- [Problem to work on] Without the pictures, set down the records below word for word.

- [Dataset extract]

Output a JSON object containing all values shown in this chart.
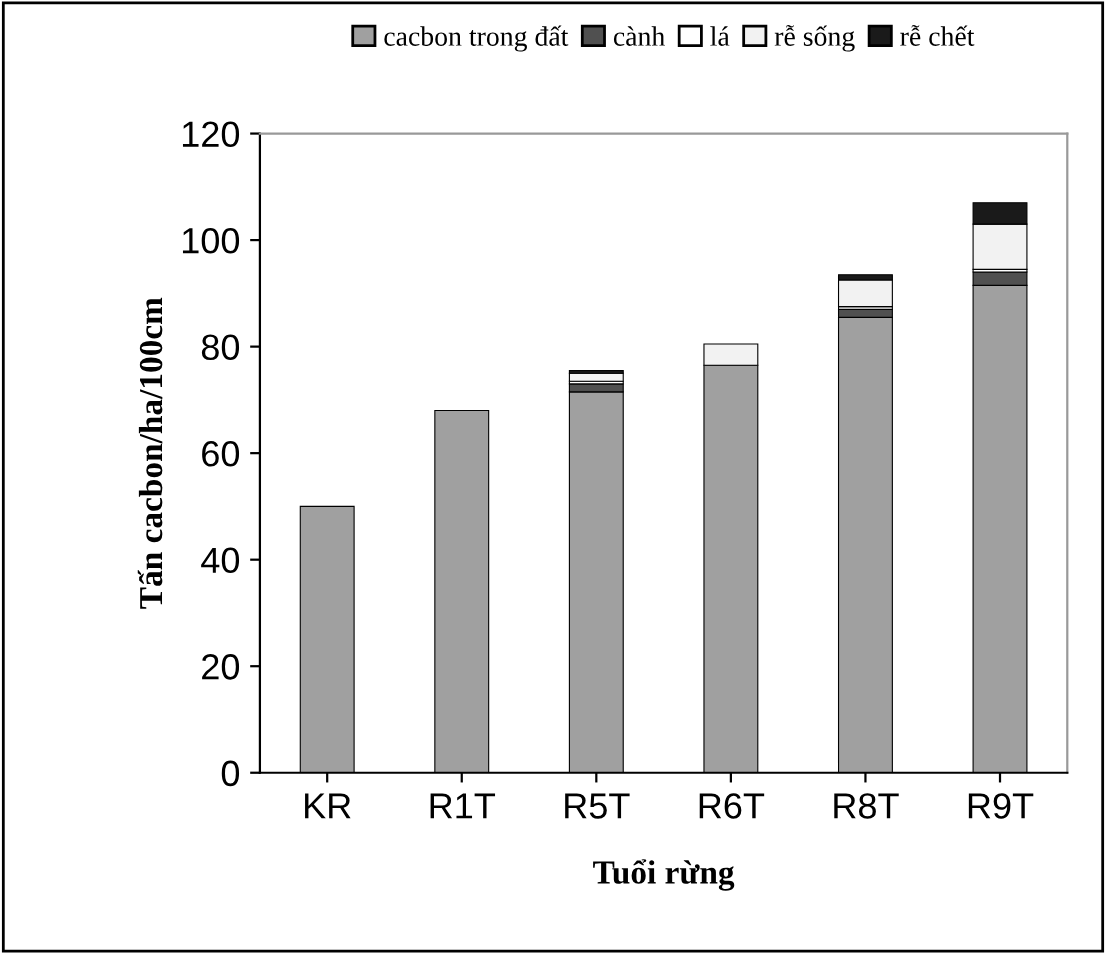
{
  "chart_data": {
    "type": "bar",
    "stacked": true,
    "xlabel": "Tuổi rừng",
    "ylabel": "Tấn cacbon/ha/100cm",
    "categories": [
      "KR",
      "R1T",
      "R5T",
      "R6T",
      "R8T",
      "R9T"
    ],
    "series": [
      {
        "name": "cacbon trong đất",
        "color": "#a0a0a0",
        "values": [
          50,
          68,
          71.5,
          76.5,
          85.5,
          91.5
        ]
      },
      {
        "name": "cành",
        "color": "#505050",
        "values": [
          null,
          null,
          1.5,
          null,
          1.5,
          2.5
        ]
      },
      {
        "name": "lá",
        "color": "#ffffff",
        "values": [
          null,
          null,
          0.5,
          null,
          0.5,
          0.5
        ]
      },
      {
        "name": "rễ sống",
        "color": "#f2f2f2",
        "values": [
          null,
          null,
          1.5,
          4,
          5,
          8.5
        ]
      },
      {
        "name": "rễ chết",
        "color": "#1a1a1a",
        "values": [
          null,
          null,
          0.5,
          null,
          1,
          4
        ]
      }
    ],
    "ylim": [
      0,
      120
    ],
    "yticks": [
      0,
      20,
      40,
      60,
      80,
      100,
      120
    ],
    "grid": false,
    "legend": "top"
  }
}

- [Output for this exercise]
Output a JSON object containing all values shown in this chart.
{
  "chart_data": {
    "type": "bar",
    "stacked": true,
    "xlabel": "Tuổi rừng",
    "ylabel": "Tấn cacbon/ha/100cm",
    "categories": [
      "KR",
      "R1T",
      "R5T",
      "R6T",
      "R8T",
      "R9T"
    ],
    "series": [
      {
        "name": "cacbon trong đất",
        "color": "#a0a0a0",
        "values": [
          50,
          68,
          71.5,
          76.5,
          85.5,
          91.5
        ]
      },
      {
        "name": "cành",
        "color": "#505050",
        "values": [
          null,
          null,
          1.5,
          null,
          1.5,
          2.5
        ]
      },
      {
        "name": "lá",
        "color": "#ffffff",
        "values": [
          null,
          null,
          0.5,
          null,
          0.5,
          0.5
        ]
      },
      {
        "name": "rễ sống",
        "color": "#f2f2f2",
        "values": [
          null,
          null,
          1.5,
          4,
          5,
          8.5
        ]
      },
      {
        "name": "rễ chết",
        "color": "#1a1a1a",
        "values": [
          null,
          null,
          0.5,
          null,
          1,
          4
        ]
      }
    ],
    "ylim": [
      0,
      120
    ],
    "yticks": [
      0,
      20,
      40,
      60,
      80,
      100,
      120
    ],
    "grid": false,
    "legend": "top"
  }
}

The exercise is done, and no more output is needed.